# TASK BRIEF:
All of the data should be repeated exactly; pictures are not part of the copy.

# SOURCE RECORDS:
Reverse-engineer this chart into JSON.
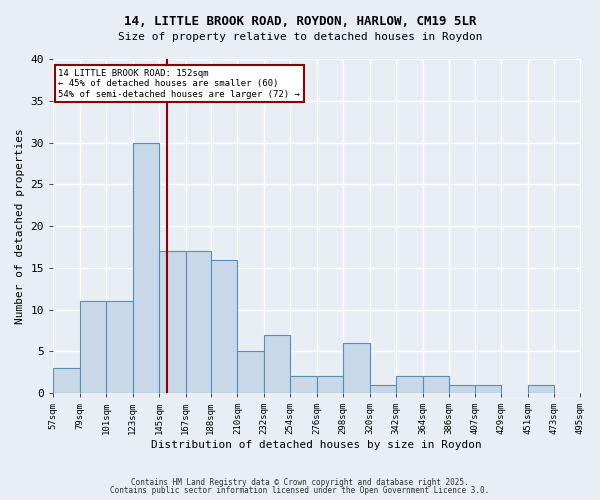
{
  "title1": "14, LITTLE BROOK ROAD, ROYDON, HARLOW, CM19 5LR",
  "title2": "Size of property relative to detached houses in Roydon",
  "xlabel": "Distribution of detached houses by size in Roydon",
  "ylabel": "Number of detached properties",
  "bin_labels": [
    "57sqm",
    "79sqm",
    "101sqm",
    "123sqm",
    "145sqm",
    "167sqm",
    "188sqm",
    "210sqm",
    "232sqm",
    "254sqm",
    "276sqm",
    "298sqm",
    "320sqm",
    "342sqm",
    "364sqm",
    "386sqm",
    "407sqm",
    "429sqm",
    "451sqm",
    "473sqm",
    "495sqm"
  ],
  "bin_edges": [
    57,
    79,
    101,
    123,
    145,
    167,
    188,
    210,
    232,
    254,
    276,
    298,
    320,
    342,
    364,
    386,
    407,
    429,
    451,
    473,
    495
  ],
  "bar_heights": [
    3,
    11,
    11,
    30,
    17,
    17,
    16,
    5,
    7,
    2,
    2,
    6,
    1,
    2,
    2,
    1,
    1,
    0,
    1,
    0
  ],
  "bar_color": "#c8d8e8",
  "bar_edge_color": "#5590b8",
  "property_size": 152,
  "vline_color": "#8b0000",
  "annotation_title": "14 LITTLE BROOK ROAD: 152sqm",
  "annotation_line1": "← 45% of detached houses are smaller (60)",
  "annotation_line2": "54% of semi-detached houses are larger (72) →",
  "footnote1": "Contains HM Land Registry data © Crown copyright and database right 2025.",
  "footnote2": "Contains public sector information licensed under the Open Government Licence 3.0.",
  "ylim": [
    0,
    40
  ],
  "yticks": [
    0,
    5,
    10,
    15,
    20,
    25,
    30,
    35,
    40
  ],
  "bg_color": "#e8eef4",
  "plot_bg_color": "#e8eef4",
  "grid_color": "#ffffff"
}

# ANSWER TO THIS TASK:
Reverse-engineer this chart into JSON.
{
  "title1": "14, LITTLE BROOK ROAD, ROYDON, HARLOW, CM19 5LR",
  "title2": "Size of property relative to detached houses in Roydon",
  "xlabel": "Distribution of detached houses by size in Roydon",
  "ylabel": "Number of detached properties",
  "bin_labels": [
    "57sqm",
    "79sqm",
    "101sqm",
    "123sqm",
    "145sqm",
    "167sqm",
    "188sqm",
    "210sqm",
    "232sqm",
    "254sqm",
    "276sqm",
    "298sqm",
    "320sqm",
    "342sqm",
    "364sqm",
    "386sqm",
    "407sqm",
    "429sqm",
    "451sqm",
    "473sqm",
    "495sqm"
  ],
  "bin_edges": [
    57,
    79,
    101,
    123,
    145,
    167,
    188,
    210,
    232,
    254,
    276,
    298,
    320,
    342,
    364,
    386,
    407,
    429,
    451,
    473,
    495
  ],
  "bar_heights": [
    3,
    11,
    11,
    30,
    17,
    17,
    16,
    5,
    7,
    2,
    2,
    6,
    1,
    2,
    2,
    1,
    1,
    0,
    1,
    0
  ],
  "bar_color": "#c8d8e8",
  "bar_edge_color": "#5590b8",
  "property_size": 152,
  "vline_color": "#8b0000",
  "annotation_title": "14 LITTLE BROOK ROAD: 152sqm",
  "annotation_line1": "← 45% of detached houses are smaller (60)",
  "annotation_line2": "54% of semi-detached houses are larger (72) →",
  "footnote1": "Contains HM Land Registry data © Crown copyright and database right 2025.",
  "footnote2": "Contains public sector information licensed under the Open Government Licence 3.0.",
  "ylim": [
    0,
    40
  ],
  "yticks": [
    0,
    5,
    10,
    15,
    20,
    25,
    30,
    35,
    40
  ],
  "bg_color": "#e8eef4",
  "plot_bg_color": "#e8eef4",
  "grid_color": "#ffffff"
}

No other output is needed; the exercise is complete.